**What you should do:** Omit the pictures and return every entry exactly as written.

◆ ◆ ◆ ◆ ◆

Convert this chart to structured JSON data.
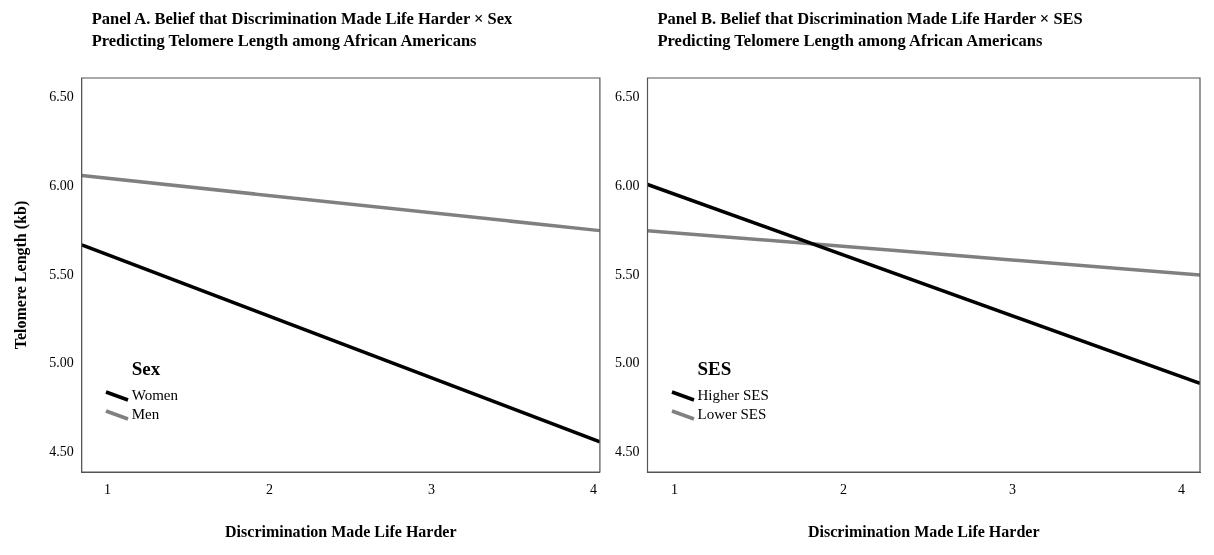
{
  "chart_data": [
    {
      "type": "line",
      "title": "Panel A. Belief that Discrimination Made Life Harder × Sex\nPredicting Telomere Length among African Americans",
      "xlabel": "Discrimination Made Life Harder",
      "ylabel": "Telomere Length (kb)",
      "legend_title": "Sex",
      "legend": "bottom left",
      "grid": false,
      "marker": "none",
      "line_style": "solid",
      "xlim": [
        0.84,
        4.04
      ],
      "xticks": [
        1,
        2,
        3,
        4
      ],
      "ylim": [
        4.39,
        6.61
      ],
      "yticks": [
        {
          "value": 4.5,
          "label": "4.50"
        },
        {
          "value": 5,
          "label": "5.00"
        },
        {
          "value": 5.5,
          "label": "5.50"
        },
        {
          "value": 6,
          "label": "6.00"
        },
        {
          "value": 6.5,
          "label": "6.50"
        }
      ],
      "series": [
        {
          "name": "Women",
          "color": "#000000",
          "x": [
            0.84,
            4.04
          ],
          "values": [
            5.67,
            4.56
          ]
        },
        {
          "name": "Men",
          "color": "#808080",
          "x": [
            0.84,
            4.04
          ],
          "values": [
            6.06,
            5.75
          ]
        }
      ]
    },
    {
      "type": "line",
      "title": "Panel B. Belief that Discrimination Made Life Harder × SES\nPredicting Telomere Length among African Americans",
      "xlabel": "Discrimination Made Life Harder",
      "legend_title": "SES",
      "legend": "bottom left",
      "grid": false,
      "marker": "none",
      "line_style": "solid",
      "xlim": [
        0.84,
        4.11
      ],
      "xticks": [
        1,
        2,
        3,
        4
      ],
      "ylim": [
        4.39,
        6.61
      ],
      "yticks": [
        {
          "value": 4.5,
          "label": "4.50"
        },
        {
          "value": 5,
          "label": "5.00"
        },
        {
          "value": 5.5,
          "label": "5.50"
        },
        {
          "value": 6,
          "label": "6.00"
        },
        {
          "value": 6.5,
          "label": "6.50"
        }
      ],
      "series": [
        {
          "name": "Higher SES",
          "color": "#000000",
          "x": [
            0.84,
            4.11
          ],
          "values": [
            6.01,
            4.89
          ]
        },
        {
          "name": "Lower SES",
          "color": "#808080",
          "x": [
            0.84,
            4.11
          ],
          "values": [
            5.75,
            5.5
          ]
        }
      ]
    }
  ]
}
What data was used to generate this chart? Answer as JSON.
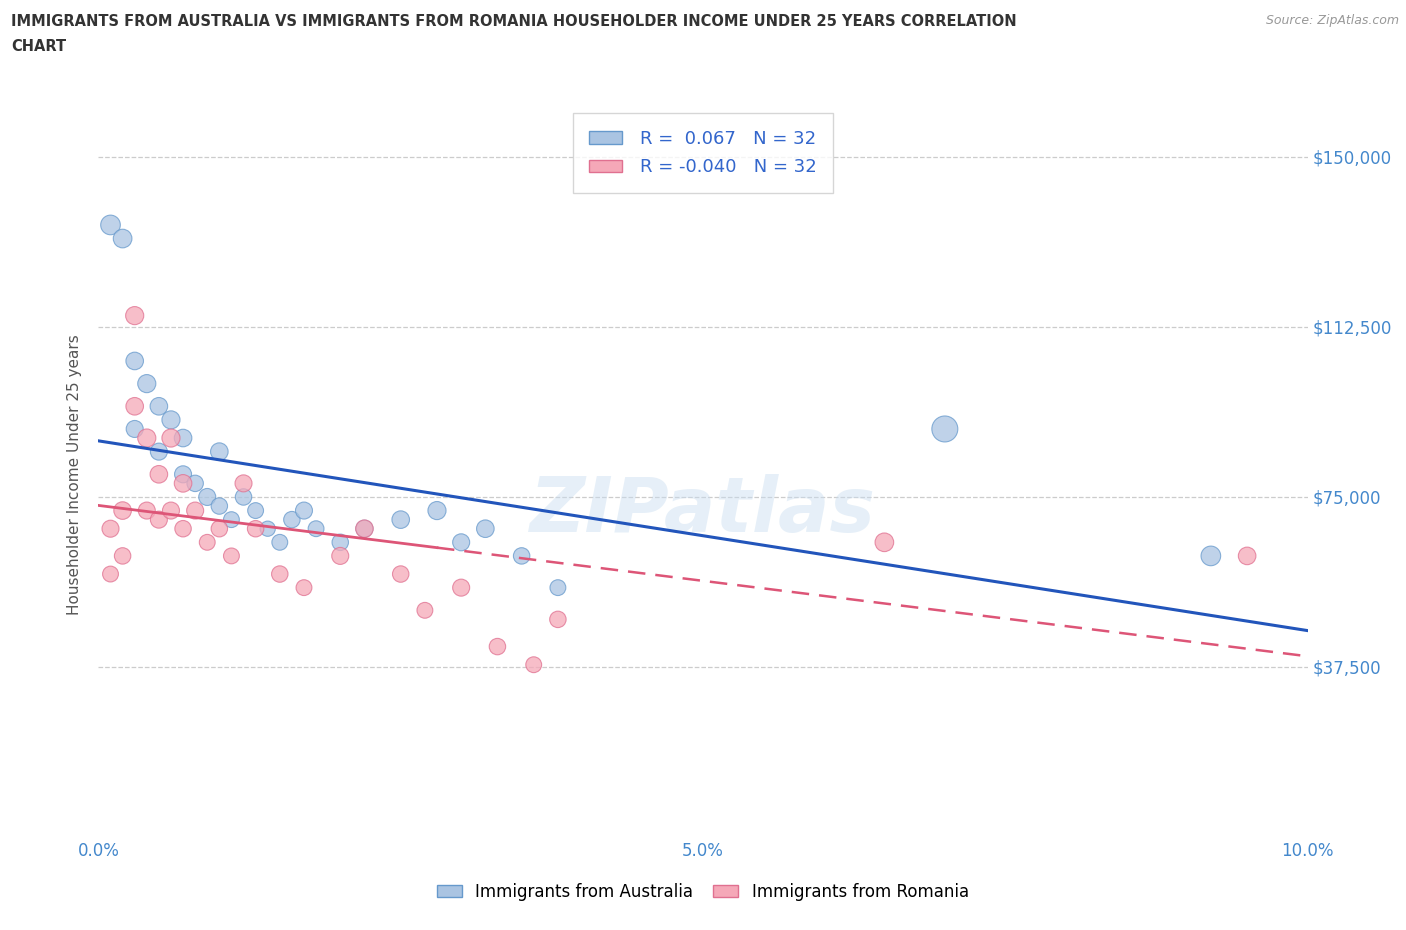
{
  "title_line1": "IMMIGRANTS FROM AUSTRALIA VS IMMIGRANTS FROM ROMANIA HOUSEHOLDER INCOME UNDER 25 YEARS CORRELATION",
  "title_line2": "CHART",
  "source": "Source: ZipAtlas.com",
  "ylabel": "Householder Income Under 25 years",
  "xlim": [
    0,
    0.1
  ],
  "ylim": [
    0,
    160000
  ],
  "yticks": [
    0,
    37500,
    75000,
    112500,
    150000
  ],
  "ytick_labels": [
    "",
    "$37,500",
    "$75,000",
    "$112,500",
    "$150,000"
  ],
  "xtick_vals": [
    0.0,
    0.01,
    0.02,
    0.03,
    0.04,
    0.05,
    0.06,
    0.07,
    0.08,
    0.09,
    0.1
  ],
  "xtick_labels": [
    "0.0%",
    "",
    "",
    "",
    "",
    "5.0%",
    "",
    "",
    "",
    "",
    "10.0%"
  ],
  "R_australia": 0.067,
  "N_australia": 32,
  "R_romania": -0.04,
  "N_romania": 32,
  "australia_color": "#aac4e2",
  "romania_color": "#f5a8b8",
  "aus_edge_color": "#6699cc",
  "rom_edge_color": "#e07090",
  "trendline_australia_color": "#2255bb",
  "trendline_romania_color": "#dd5577",
  "australia_x": [
    0.001,
    0.002,
    0.003,
    0.003,
    0.004,
    0.005,
    0.005,
    0.006,
    0.007,
    0.007,
    0.008,
    0.009,
    0.01,
    0.01,
    0.011,
    0.012,
    0.013,
    0.014,
    0.015,
    0.016,
    0.017,
    0.018,
    0.02,
    0.022,
    0.025,
    0.028,
    0.03,
    0.032,
    0.035,
    0.038,
    0.07,
    0.092
  ],
  "australia_y": [
    135000,
    132000,
    90000,
    105000,
    100000,
    95000,
    85000,
    92000,
    88000,
    80000,
    78000,
    75000,
    85000,
    73000,
    70000,
    75000,
    72000,
    68000,
    65000,
    70000,
    72000,
    68000,
    65000,
    68000,
    70000,
    72000,
    65000,
    68000,
    62000,
    55000,
    90000,
    62000
  ],
  "australia_size": [
    200,
    180,
    150,
    160,
    170,
    160,
    150,
    170,
    160,
    150,
    140,
    150,
    160,
    140,
    130,
    140,
    130,
    120,
    130,
    140,
    150,
    130,
    140,
    150,
    160,
    170,
    150,
    160,
    140,
    130,
    350,
    200
  ],
  "romania_x": [
    0.001,
    0.001,
    0.002,
    0.002,
    0.003,
    0.003,
    0.004,
    0.004,
    0.005,
    0.005,
    0.006,
    0.006,
    0.007,
    0.007,
    0.008,
    0.009,
    0.01,
    0.011,
    0.012,
    0.013,
    0.015,
    0.017,
    0.02,
    0.022,
    0.025,
    0.027,
    0.03,
    0.033,
    0.036,
    0.038,
    0.065,
    0.095
  ],
  "romania_y": [
    68000,
    58000,
    72000,
    62000,
    115000,
    95000,
    88000,
    72000,
    80000,
    70000,
    88000,
    72000,
    78000,
    68000,
    72000,
    65000,
    68000,
    62000,
    78000,
    68000,
    58000,
    55000,
    62000,
    68000,
    58000,
    50000,
    55000,
    42000,
    38000,
    48000,
    65000,
    62000
  ],
  "romania_size": [
    150,
    130,
    160,
    140,
    170,
    160,
    170,
    150,
    160,
    150,
    170,
    150,
    160,
    140,
    150,
    130,
    140,
    130,
    150,
    140,
    140,
    130,
    150,
    160,
    140,
    130,
    150,
    140,
    130,
    140,
    180,
    160
  ],
  "watermark": "ZIPatlas",
  "background_color": "#ffffff",
  "grid_color": "#cccccc"
}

◆ ◆ ◆ ◆ ◆

**Task response:**
Convert this chart to structured JSON data.
{
  "chart_data": [
    {
      "type": "line",
      "title": "Panel A. Belief that Discrimination Made Life Harder × Sex\nPredicting Telomere Length among African Americans",
      "xlabel": "Discrimination Made Life Harder",
      "ylabel": "Telomere Length (kb)",
      "legend_title": "Sex",
      "legend": "bottom left",
      "grid": false,
      "marker": "none",
      "line_style": "solid",
      "xlim": [
        0.84,
        4.04
      ],
      "xticks": [
        1,
        2,
        3,
        4
      ],
      "ylim": [
        4.39,
        6.61
      ],
      "yticks": [
        {
          "value": 4.5,
          "label": "4.50"
        },
        {
          "value": 5,
          "label": "5.00"
        },
        {
          "value": 5.5,
          "label": "5.50"
        },
        {
          "value": 6,
          "label": "6.00"
        },
        {
          "value": 6.5,
          "label": "6.50"
        }
      ],
      "series": [
        {
          "name": "Women",
          "color": "#000000",
          "x": [
            0.84,
            4.04
          ],
          "values": [
            5.67,
            4.56
          ]
        },
        {
          "name": "Men",
          "color": "#808080",
          "x": [
            0.84,
            4.04
          ],
          "values": [
            6.06,
            5.75
          ]
        }
      ]
    },
    {
      "type": "line",
      "title": "Panel B. Belief that Discrimination Made Life Harder × SES\nPredicting Telomere Length among African Americans",
      "xlabel": "Discrimination Made Life Harder",
      "legend_title": "SES",
      "legend": "bottom left",
      "grid": false,
      "marker": "none",
      "line_style": "solid",
      "xlim": [
        0.84,
        4.11
      ],
      "xticks": [
        1,
        2,
        3,
        4
      ],
      "ylim": [
        4.39,
        6.61
      ],
      "yticks": [
        {
          "value": 4.5,
          "label": "4.50"
        },
        {
          "value": 5,
          "label": "5.00"
        },
        {
          "value": 5.5,
          "label": "5.50"
        },
        {
          "value": 6,
          "label": "6.00"
        },
        {
          "value": 6.5,
          "label": "6.50"
        }
      ],
      "series": [
        {
          "name": "Higher SES",
          "color": "#000000",
          "x": [
            0.84,
            4.11
          ],
          "values": [
            6.01,
            4.89
          ]
        },
        {
          "name": "Lower SES",
          "color": "#808080",
          "x": [
            0.84,
            4.11
          ],
          "values": [
            5.75,
            5.5
          ]
        }
      ]
    }
  ]
}
What data was used to generate this chart? Answer as JSON.
{
  "title_line1": "IMMIGRANTS FROM AUSTRALIA VS IMMIGRANTS FROM ROMANIA HOUSEHOLDER INCOME UNDER 25 YEARS CORRELATION",
  "title_line2": "CHART",
  "source": "Source: ZipAtlas.com",
  "ylabel": "Householder Income Under 25 years",
  "xlim": [
    0,
    0.1
  ],
  "ylim": [
    0,
    160000
  ],
  "yticks": [
    0,
    37500,
    75000,
    112500,
    150000
  ],
  "ytick_labels": [
    "",
    "$37,500",
    "$75,000",
    "$112,500",
    "$150,000"
  ],
  "xtick_vals": [
    0.0,
    0.01,
    0.02,
    0.03,
    0.04,
    0.05,
    0.06,
    0.07,
    0.08,
    0.09,
    0.1
  ],
  "xtick_labels": [
    "0.0%",
    "",
    "",
    "",
    "",
    "5.0%",
    "",
    "",
    "",
    "",
    "10.0%"
  ],
  "R_australia": 0.067,
  "N_australia": 32,
  "R_romania": -0.04,
  "N_romania": 32,
  "australia_color": "#aac4e2",
  "romania_color": "#f5a8b8",
  "aus_edge_color": "#6699cc",
  "rom_edge_color": "#e07090",
  "trendline_australia_color": "#2255bb",
  "trendline_romania_color": "#dd5577",
  "australia_x": [
    0.001,
    0.002,
    0.003,
    0.003,
    0.004,
    0.005,
    0.005,
    0.006,
    0.007,
    0.007,
    0.008,
    0.009,
    0.01,
    0.01,
    0.011,
    0.012,
    0.013,
    0.014,
    0.015,
    0.016,
    0.017,
    0.018,
    0.02,
    0.022,
    0.025,
    0.028,
    0.03,
    0.032,
    0.035,
    0.038,
    0.07,
    0.092
  ],
  "australia_y": [
    135000,
    132000,
    90000,
    105000,
    100000,
    95000,
    85000,
    92000,
    88000,
    80000,
    78000,
    75000,
    85000,
    73000,
    70000,
    75000,
    72000,
    68000,
    65000,
    70000,
    72000,
    68000,
    65000,
    68000,
    70000,
    72000,
    65000,
    68000,
    62000,
    55000,
    90000,
    62000
  ],
  "australia_size": [
    200,
    180,
    150,
    160,
    170,
    160,
    150,
    170,
    160,
    150,
    140,
    150,
    160,
    140,
    130,
    140,
    130,
    120,
    130,
    140,
    150,
    130,
    140,
    150,
    160,
    170,
    150,
    160,
    140,
    130,
    350,
    200
  ],
  "romania_x": [
    0.001,
    0.001,
    0.002,
    0.002,
    0.003,
    0.003,
    0.004,
    0.004,
    0.005,
    0.005,
    0.006,
    0.006,
    0.007,
    0.007,
    0.008,
    0.009,
    0.01,
    0.011,
    0.012,
    0.013,
    0.015,
    0.017,
    0.02,
    0.022,
    0.025,
    0.027,
    0.03,
    0.033,
    0.036,
    0.038,
    0.065,
    0.095
  ],
  "romania_y": [
    68000,
    58000,
    72000,
    62000,
    115000,
    95000,
    88000,
    72000,
    80000,
    70000,
    88000,
    72000,
    78000,
    68000,
    72000,
    65000,
    68000,
    62000,
    78000,
    68000,
    58000,
    55000,
    62000,
    68000,
    58000,
    50000,
    55000,
    42000,
    38000,
    48000,
    65000,
    62000
  ],
  "romania_size": [
    150,
    130,
    160,
    140,
    170,
    160,
    170,
    150,
    160,
    150,
    170,
    150,
    160,
    140,
    150,
    130,
    140,
    130,
    150,
    140,
    140,
    130,
    150,
    160,
    140,
    130,
    150,
    140,
    130,
    140,
    180,
    160
  ],
  "watermark": "ZIPatlas",
  "background_color": "#ffffff",
  "grid_color": "#cccccc"
}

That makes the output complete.